(Objective):
Count how many lines have the word "faza" in them. Reply with that number by itself.

(Rows):

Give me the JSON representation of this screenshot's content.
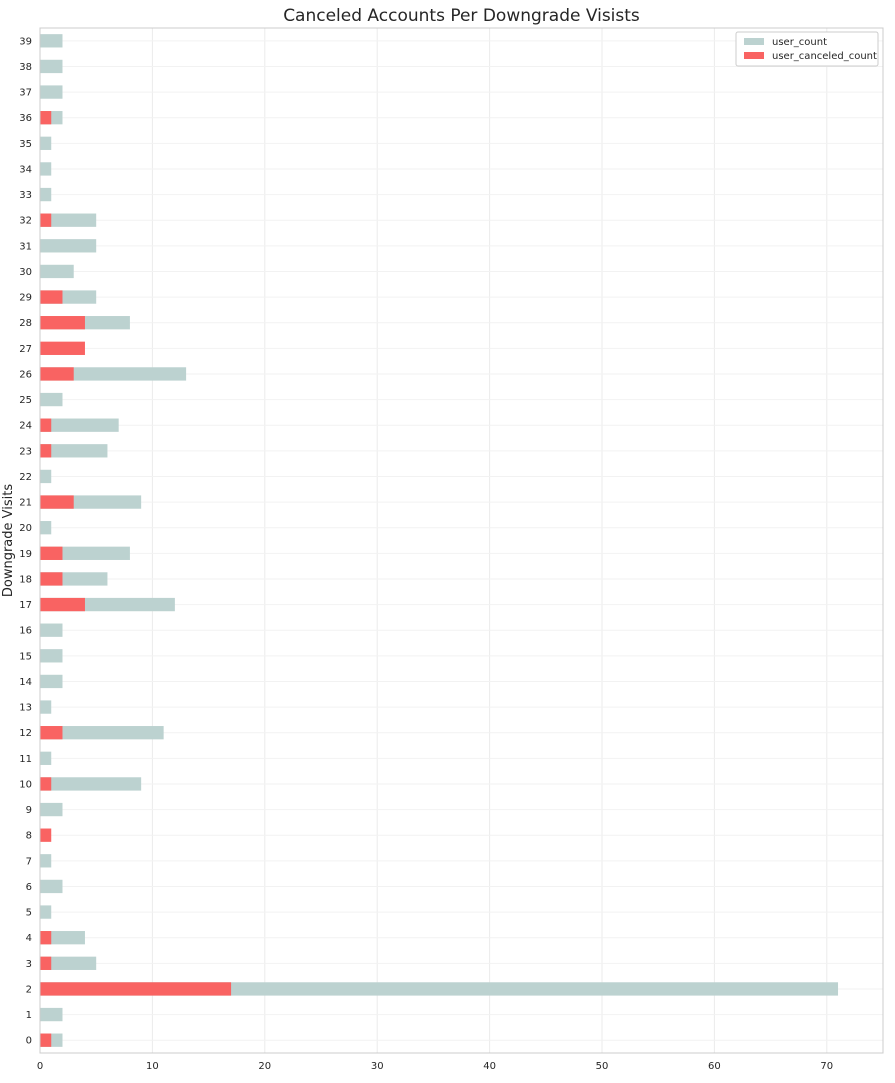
{
  "chart_data": {
    "type": "bar",
    "orientation": "horizontal",
    "stacking": "overlay",
    "title": "Canceled Accounts Per Downgrade Visists",
    "xlabel": "",
    "ylabel": "Downgrade Visits",
    "xlim": [
      0,
      75
    ],
    "xticks": [
      0,
      10,
      20,
      30,
      40,
      50,
      60,
      70
    ],
    "grid": true,
    "legend_position": "top-right",
    "categories": [
      "0",
      "1",
      "2",
      "3",
      "4",
      "5",
      "6",
      "7",
      "8",
      "9",
      "10",
      "11",
      "12",
      "13",
      "14",
      "15",
      "16",
      "17",
      "18",
      "19",
      "20",
      "21",
      "22",
      "23",
      "24",
      "25",
      "26",
      "27",
      "28",
      "29",
      "30",
      "31",
      "32",
      "33",
      "34",
      "35",
      "36",
      "37",
      "38",
      "39"
    ],
    "series": [
      {
        "name": "user_count",
        "color": "#bcd2d0",
        "values": [
          2,
          2,
          71,
          5,
          4,
          1,
          2,
          1,
          0,
          2,
          9,
          1,
          11,
          1,
          2,
          2,
          2,
          12,
          6,
          8,
          1,
          9,
          1,
          6,
          7,
          2,
          13,
          0,
          8,
          5,
          3,
          5,
          5,
          1,
          1,
          1,
          2,
          2,
          2,
          2
        ]
      },
      {
        "name": "user_canceled_count",
        "color": "#f96362",
        "values": [
          1,
          0,
          17,
          1,
          1,
          0,
          0,
          0,
          1,
          0,
          1,
          0,
          2,
          0,
          0,
          0,
          0,
          4,
          2,
          2,
          0,
          3,
          0,
          1,
          1,
          0,
          3,
          4,
          4,
          2,
          0,
          0,
          1,
          0,
          0,
          0,
          1,
          0,
          0,
          0
        ]
      }
    ]
  }
}
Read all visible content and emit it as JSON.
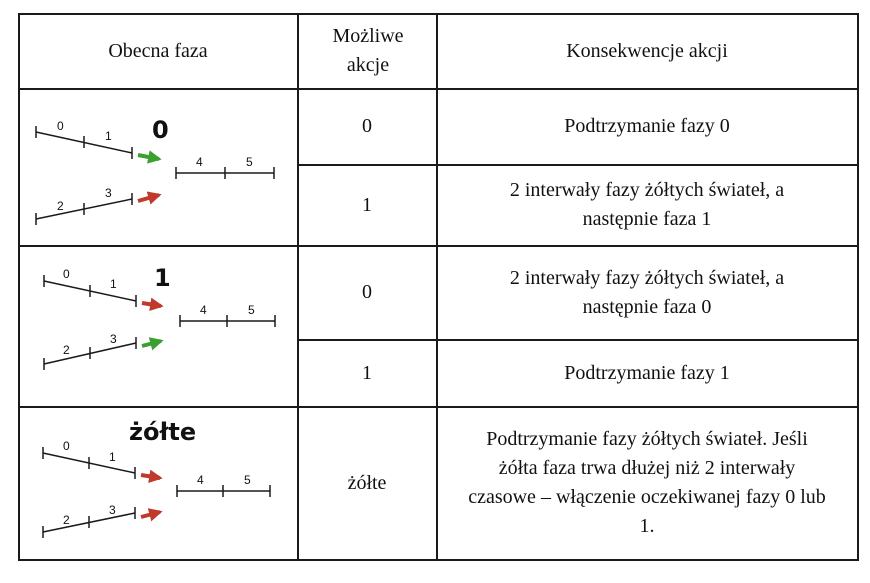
{
  "colors": {
    "green_arrow": "#3aa02e",
    "red_arrow": "#c0392b",
    "border": "#1a1a1a"
  },
  "headers": {
    "phase": "Obecna faza",
    "actions": "Możliwe akcje",
    "consequences": "Konsekwencje akcji"
  },
  "rows": [
    {
      "phase_label": "0",
      "segment_labels": [
        "0",
        "1",
        "2",
        "3",
        "4",
        "5"
      ],
      "arrow_top": "green",
      "arrow_bottom": "red",
      "actions": [
        {
          "action": "0",
          "consequence": "Podtrzymanie fazy 0"
        },
        {
          "action": "1",
          "consequence": "2 interwały fazy żółtych świateł, a następnie faza 1"
        }
      ]
    },
    {
      "phase_label": "1",
      "segment_labels": [
        "0",
        "1",
        "2",
        "3",
        "4",
        "5"
      ],
      "arrow_top": "red",
      "arrow_bottom": "green",
      "actions": [
        {
          "action": "0",
          "consequence": "2 interwały fazy żółtych świateł, a następnie faza 0"
        },
        {
          "action": "1",
          "consequence": "Podtrzymanie fazy 1"
        }
      ]
    },
    {
      "phase_label": "żółte",
      "segment_labels": [
        "0",
        "1",
        "2",
        "3",
        "4",
        "5"
      ],
      "arrow_top": "red",
      "arrow_bottom": "red",
      "actions": [
        {
          "action": "żółte",
          "consequence": "Podtrzymanie fazy żółtych świateł. Jeśli żółta faza trwa dłużej niż 2 interwały czasowe – włączenie oczekiwanej fazy 0 lub 1."
        }
      ]
    }
  ]
}
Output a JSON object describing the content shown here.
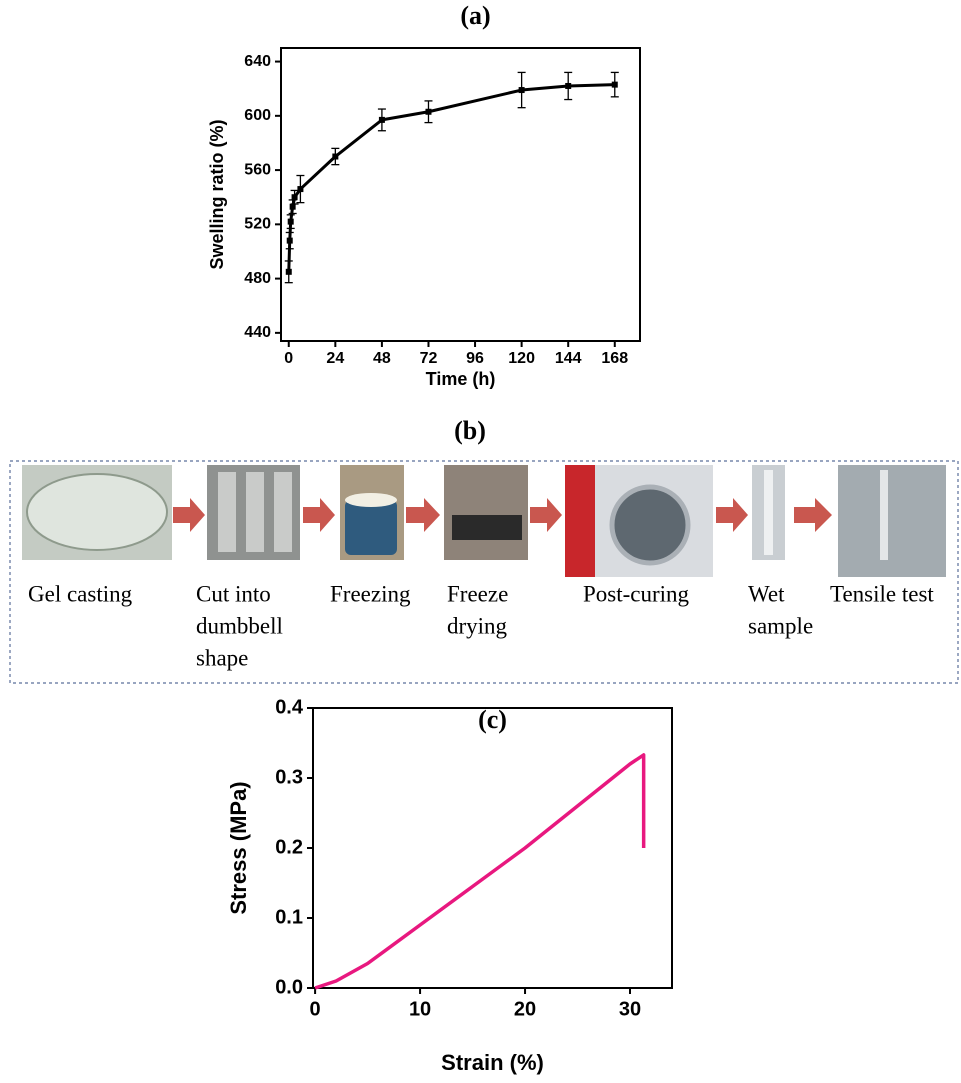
{
  "chart_data": [
    {
      "type": "line",
      "title": "(a)",
      "x_label": "Time (h)",
      "y_label": "Swelling ratio (%)",
      "x": [
        0,
        0.5,
        1,
        2,
        3,
        6,
        24,
        48,
        72,
        120,
        144,
        168
      ],
      "series": [
        {
          "color": "#000000",
          "values": [
            485,
            508,
            522,
            533,
            540,
            546,
            570,
            597,
            603,
            619,
            622,
            623
          ],
          "errors": [
            8,
            6,
            5,
            5,
            5,
            10,
            6,
            8,
            8,
            13,
            10,
            9
          ]
        }
      ],
      "xlim": [
        -4,
        181
      ],
      "ylim": [
        434,
        650
      ],
      "xticks": [
        0,
        24,
        48,
        72,
        96,
        120,
        144,
        168
      ],
      "yticks": [
        440,
        480,
        520,
        560,
        600,
        640
      ]
    },
    {
      "type": "line",
      "title": "(c)",
      "x_label": "Strain (%)",
      "y_label": "Stress (MPa)",
      "x": [
        0,
        2,
        5,
        10,
        15,
        20,
        25,
        30,
        31.3,
        31.3
      ],
      "series": [
        {
          "color": "#e8187f",
          "values": [
            0,
            0.01,
            0.035,
            0.09,
            0.145,
            0.2,
            0.26,
            0.32,
            0.333,
            0.2
          ]
        }
      ],
      "xlim": [
        -0.2,
        34
      ],
      "ylim": [
        0,
        0.4
      ],
      "xticks": [
        0,
        10,
        20,
        30
      ],
      "yticks": [
        {
          "value": 0,
          "label": "0.0"
        },
        0.1,
        0.2,
        0.3,
        0.4
      ]
    }
  ],
  "process": {
    "title": "(b)",
    "steps": [
      {
        "label": [
          "Gel casting"
        ]
      },
      {
        "label": [
          "Cut into",
          "dumbbell",
          "shape"
        ]
      },
      {
        "label": [
          "Freezing"
        ]
      },
      {
        "label": [
          "Freeze",
          "drying"
        ]
      },
      {
        "label": [
          "Post-curing"
        ]
      },
      {
        "label": [
          "Wet",
          "sample"
        ]
      },
      {
        "label": [
          "Tensile test"
        ]
      }
    ]
  }
}
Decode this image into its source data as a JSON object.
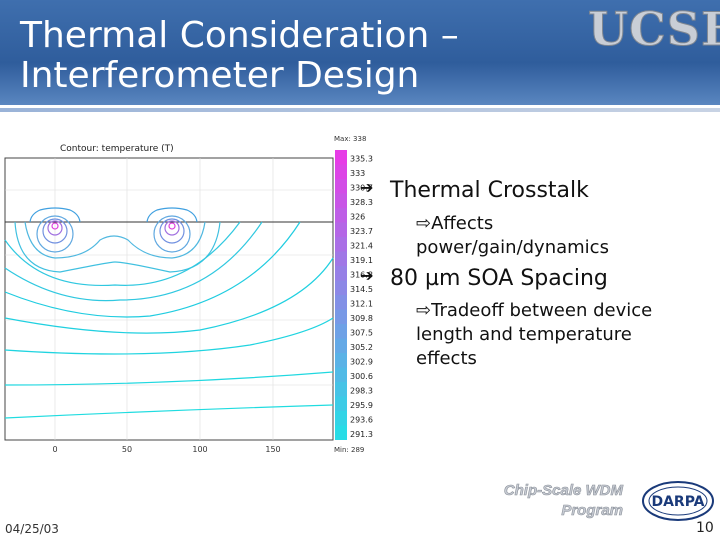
{
  "header": {
    "title": [
      "Thermal Consideration –",
      "Interferometer Design"
    ],
    "logo": "UCSB"
  },
  "figure": {
    "title": "Contour: temperature (T)",
    "max_label": "Max: 338",
    "min_label": "Min: 289",
    "colorbar_labels": [
      "335.3",
      "333",
      "330.7",
      "328.3",
      "326",
      "323.7",
      "321.4",
      "319.1",
      "316.8",
      "314.5",
      "312.1",
      "309.8",
      "307.5",
      "305.2",
      "302.9",
      "300.6",
      "298.3",
      "295.9",
      "293.6",
      "291.3"
    ],
    "x_ticks": [
      "0",
      "50",
      "100",
      "150"
    ]
  },
  "bullets": [
    {
      "text": "Thermal Crosstalk",
      "sub": [
        "Affects power/gain/dynamics"
      ]
    },
    {
      "text": "80 µm SOA Spacing",
      "sub": [
        "Tradeoff between device length and temperature effects"
      ]
    }
  ],
  "footer": {
    "date": "04/25/03",
    "program": [
      "Chip-Scale WDM",
      "Program"
    ],
    "sponsor": "DARPA",
    "page": "10"
  }
}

(Task response):
4